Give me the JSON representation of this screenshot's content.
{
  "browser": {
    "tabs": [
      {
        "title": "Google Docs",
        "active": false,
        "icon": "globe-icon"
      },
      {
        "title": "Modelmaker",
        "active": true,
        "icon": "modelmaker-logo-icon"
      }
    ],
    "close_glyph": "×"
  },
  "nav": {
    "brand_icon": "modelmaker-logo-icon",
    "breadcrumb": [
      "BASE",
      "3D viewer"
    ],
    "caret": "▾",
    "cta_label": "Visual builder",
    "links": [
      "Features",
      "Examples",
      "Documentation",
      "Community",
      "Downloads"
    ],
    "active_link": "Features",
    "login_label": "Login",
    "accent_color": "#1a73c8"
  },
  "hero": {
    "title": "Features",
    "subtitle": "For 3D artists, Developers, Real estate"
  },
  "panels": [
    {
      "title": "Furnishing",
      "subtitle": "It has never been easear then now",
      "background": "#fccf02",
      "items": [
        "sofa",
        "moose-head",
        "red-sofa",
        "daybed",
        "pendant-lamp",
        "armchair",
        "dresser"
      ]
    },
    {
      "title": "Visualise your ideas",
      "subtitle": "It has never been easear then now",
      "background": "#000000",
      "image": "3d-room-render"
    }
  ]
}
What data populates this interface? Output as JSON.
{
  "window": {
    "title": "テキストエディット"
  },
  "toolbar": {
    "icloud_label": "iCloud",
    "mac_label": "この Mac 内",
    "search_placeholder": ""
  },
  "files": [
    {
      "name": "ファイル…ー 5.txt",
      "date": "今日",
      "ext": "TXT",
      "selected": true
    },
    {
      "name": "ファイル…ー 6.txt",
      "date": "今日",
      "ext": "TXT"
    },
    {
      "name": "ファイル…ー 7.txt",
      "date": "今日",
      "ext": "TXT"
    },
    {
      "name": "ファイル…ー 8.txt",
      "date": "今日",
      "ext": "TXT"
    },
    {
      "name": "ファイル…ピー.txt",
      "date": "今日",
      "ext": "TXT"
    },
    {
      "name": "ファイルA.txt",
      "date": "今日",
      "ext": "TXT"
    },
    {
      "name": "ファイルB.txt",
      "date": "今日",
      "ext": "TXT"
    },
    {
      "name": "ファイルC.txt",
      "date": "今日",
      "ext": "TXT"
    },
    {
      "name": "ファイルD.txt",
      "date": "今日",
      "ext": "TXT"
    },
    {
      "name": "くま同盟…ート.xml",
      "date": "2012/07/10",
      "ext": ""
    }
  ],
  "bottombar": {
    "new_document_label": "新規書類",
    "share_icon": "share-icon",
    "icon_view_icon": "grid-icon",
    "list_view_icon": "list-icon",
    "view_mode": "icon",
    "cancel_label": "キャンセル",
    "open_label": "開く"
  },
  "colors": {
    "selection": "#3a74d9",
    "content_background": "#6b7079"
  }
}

▶ _WHAT TO DO_
Search the listing for the word "logo". Copy every line in which it occurs.

▶ _SOLUTION BELOW_
        "icon": "modelmaker-logo-icon"
    "brand_icon": "modelmaker-logo-icon",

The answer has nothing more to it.